• [Given problem] Comb through the entries for "Daily" and pull out each line that holds it.

— Start Input —

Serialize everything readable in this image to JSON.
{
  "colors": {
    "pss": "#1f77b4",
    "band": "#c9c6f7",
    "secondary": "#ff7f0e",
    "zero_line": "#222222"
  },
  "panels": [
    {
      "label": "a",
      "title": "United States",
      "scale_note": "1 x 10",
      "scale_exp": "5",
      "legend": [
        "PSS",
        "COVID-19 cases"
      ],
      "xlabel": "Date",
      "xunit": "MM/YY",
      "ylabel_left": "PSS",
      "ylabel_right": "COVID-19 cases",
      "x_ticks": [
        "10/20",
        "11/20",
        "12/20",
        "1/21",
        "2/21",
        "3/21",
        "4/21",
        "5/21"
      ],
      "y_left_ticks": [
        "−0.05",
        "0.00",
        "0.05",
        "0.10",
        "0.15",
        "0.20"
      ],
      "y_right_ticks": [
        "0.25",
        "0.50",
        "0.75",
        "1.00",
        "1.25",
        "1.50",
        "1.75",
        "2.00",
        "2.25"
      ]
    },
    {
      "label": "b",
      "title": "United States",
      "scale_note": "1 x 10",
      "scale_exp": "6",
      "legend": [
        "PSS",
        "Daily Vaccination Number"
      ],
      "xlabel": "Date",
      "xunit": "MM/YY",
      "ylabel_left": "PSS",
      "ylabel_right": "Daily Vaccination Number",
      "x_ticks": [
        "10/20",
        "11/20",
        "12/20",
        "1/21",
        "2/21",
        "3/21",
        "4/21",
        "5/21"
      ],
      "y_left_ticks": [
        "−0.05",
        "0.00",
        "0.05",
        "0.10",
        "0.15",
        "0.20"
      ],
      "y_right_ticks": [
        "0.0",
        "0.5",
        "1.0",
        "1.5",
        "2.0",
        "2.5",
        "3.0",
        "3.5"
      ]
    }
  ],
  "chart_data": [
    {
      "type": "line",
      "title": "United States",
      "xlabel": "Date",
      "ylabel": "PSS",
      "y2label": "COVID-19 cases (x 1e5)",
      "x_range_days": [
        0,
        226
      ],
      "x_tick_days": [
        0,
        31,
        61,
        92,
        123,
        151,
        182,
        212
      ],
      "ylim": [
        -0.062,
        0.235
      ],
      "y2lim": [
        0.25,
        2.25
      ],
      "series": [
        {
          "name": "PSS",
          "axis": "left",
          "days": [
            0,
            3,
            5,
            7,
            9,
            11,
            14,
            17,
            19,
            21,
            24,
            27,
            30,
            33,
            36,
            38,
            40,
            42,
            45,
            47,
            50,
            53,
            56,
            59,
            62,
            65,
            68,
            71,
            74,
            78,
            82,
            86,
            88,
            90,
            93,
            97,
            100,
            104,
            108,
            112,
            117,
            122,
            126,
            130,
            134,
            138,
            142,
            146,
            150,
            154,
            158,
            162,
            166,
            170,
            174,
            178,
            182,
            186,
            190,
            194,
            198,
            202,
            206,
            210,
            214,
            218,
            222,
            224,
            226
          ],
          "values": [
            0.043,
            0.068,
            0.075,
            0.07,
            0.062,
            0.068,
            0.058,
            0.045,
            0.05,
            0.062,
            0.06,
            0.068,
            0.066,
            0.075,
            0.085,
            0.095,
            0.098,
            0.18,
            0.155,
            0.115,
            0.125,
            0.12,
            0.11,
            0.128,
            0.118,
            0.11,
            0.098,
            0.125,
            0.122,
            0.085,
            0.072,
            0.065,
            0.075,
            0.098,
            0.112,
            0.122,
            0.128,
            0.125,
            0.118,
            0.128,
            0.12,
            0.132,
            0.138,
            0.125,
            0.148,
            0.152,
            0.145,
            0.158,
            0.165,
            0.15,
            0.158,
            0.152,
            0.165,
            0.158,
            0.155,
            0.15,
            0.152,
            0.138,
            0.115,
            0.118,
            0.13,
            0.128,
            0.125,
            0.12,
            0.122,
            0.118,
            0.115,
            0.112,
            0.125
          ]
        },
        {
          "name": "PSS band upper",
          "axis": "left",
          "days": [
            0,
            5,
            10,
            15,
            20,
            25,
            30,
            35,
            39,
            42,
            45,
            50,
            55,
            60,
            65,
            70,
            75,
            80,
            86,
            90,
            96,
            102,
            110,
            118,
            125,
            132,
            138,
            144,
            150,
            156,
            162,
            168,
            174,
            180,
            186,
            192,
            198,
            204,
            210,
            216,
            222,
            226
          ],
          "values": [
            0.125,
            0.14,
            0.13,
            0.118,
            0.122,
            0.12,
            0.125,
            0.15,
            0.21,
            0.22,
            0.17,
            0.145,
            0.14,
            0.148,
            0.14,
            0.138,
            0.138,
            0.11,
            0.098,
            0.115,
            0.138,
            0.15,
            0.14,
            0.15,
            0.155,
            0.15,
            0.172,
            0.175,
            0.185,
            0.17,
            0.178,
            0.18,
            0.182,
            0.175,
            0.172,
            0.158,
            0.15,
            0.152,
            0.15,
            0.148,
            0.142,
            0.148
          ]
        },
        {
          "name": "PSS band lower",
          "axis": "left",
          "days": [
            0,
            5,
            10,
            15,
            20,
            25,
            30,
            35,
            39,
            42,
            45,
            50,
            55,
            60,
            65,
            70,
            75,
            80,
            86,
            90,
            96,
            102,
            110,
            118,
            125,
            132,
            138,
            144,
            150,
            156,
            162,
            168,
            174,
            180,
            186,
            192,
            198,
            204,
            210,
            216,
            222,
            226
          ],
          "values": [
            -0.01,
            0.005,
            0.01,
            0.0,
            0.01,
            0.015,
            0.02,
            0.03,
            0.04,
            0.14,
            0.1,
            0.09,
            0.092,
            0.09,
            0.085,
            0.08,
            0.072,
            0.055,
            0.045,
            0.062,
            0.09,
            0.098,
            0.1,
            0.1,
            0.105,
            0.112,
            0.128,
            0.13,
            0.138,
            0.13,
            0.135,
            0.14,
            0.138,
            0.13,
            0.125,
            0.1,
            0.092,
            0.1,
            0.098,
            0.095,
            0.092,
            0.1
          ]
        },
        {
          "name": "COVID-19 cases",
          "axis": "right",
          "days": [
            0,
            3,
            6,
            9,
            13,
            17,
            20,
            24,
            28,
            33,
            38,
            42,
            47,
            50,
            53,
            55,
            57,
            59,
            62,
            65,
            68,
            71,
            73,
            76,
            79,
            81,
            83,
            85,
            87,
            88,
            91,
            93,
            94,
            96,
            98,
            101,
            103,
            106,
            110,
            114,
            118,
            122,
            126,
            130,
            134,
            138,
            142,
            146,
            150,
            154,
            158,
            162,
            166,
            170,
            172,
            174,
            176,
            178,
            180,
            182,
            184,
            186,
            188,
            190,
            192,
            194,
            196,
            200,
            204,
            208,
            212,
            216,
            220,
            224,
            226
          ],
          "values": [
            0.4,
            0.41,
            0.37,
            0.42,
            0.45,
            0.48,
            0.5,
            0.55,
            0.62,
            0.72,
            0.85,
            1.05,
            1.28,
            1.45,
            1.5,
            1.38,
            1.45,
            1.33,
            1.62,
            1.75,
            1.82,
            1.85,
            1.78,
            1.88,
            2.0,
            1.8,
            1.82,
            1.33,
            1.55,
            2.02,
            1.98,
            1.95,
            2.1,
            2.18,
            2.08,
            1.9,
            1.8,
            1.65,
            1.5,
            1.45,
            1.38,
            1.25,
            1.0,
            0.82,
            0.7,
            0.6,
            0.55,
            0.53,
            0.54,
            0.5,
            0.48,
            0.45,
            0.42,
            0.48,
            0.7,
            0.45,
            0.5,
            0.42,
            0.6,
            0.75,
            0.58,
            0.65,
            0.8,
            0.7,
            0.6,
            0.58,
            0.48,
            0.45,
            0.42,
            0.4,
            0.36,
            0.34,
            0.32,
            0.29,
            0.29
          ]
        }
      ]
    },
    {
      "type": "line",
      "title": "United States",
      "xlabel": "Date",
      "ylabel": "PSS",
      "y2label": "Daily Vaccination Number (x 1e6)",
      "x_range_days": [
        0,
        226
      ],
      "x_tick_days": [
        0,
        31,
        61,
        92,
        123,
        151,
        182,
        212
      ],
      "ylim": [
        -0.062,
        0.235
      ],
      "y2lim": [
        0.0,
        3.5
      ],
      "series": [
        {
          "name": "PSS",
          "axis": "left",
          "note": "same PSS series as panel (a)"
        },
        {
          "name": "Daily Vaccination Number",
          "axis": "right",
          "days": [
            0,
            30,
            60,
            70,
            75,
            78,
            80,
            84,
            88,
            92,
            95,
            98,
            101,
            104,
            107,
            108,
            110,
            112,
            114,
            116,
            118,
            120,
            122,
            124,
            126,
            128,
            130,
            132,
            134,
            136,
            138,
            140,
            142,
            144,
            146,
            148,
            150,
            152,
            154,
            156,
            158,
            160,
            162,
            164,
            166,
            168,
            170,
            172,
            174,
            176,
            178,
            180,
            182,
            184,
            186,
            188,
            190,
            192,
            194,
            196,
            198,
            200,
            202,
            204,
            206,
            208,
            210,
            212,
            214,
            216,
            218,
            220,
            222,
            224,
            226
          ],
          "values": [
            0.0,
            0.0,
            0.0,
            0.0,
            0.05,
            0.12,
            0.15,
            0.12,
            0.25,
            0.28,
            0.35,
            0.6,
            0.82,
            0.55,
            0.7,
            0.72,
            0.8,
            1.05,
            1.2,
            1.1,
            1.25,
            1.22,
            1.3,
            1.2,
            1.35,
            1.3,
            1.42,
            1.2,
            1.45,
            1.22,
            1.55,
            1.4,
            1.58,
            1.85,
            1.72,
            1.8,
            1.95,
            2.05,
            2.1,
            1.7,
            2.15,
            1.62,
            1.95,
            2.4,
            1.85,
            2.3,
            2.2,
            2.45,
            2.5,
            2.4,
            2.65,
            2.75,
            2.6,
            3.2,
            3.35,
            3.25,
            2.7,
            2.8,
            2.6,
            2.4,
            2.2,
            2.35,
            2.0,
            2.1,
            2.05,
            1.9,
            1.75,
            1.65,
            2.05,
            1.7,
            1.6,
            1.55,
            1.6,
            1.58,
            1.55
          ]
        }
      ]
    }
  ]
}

— End Input —

• [Task answer]
        "Daily Vaccination Number"
      "ylabel_right": "Daily Vaccination Number",
      "y2label": "Daily Vaccination Number (x 1e6)",
          "name": "Daily Vaccination Number",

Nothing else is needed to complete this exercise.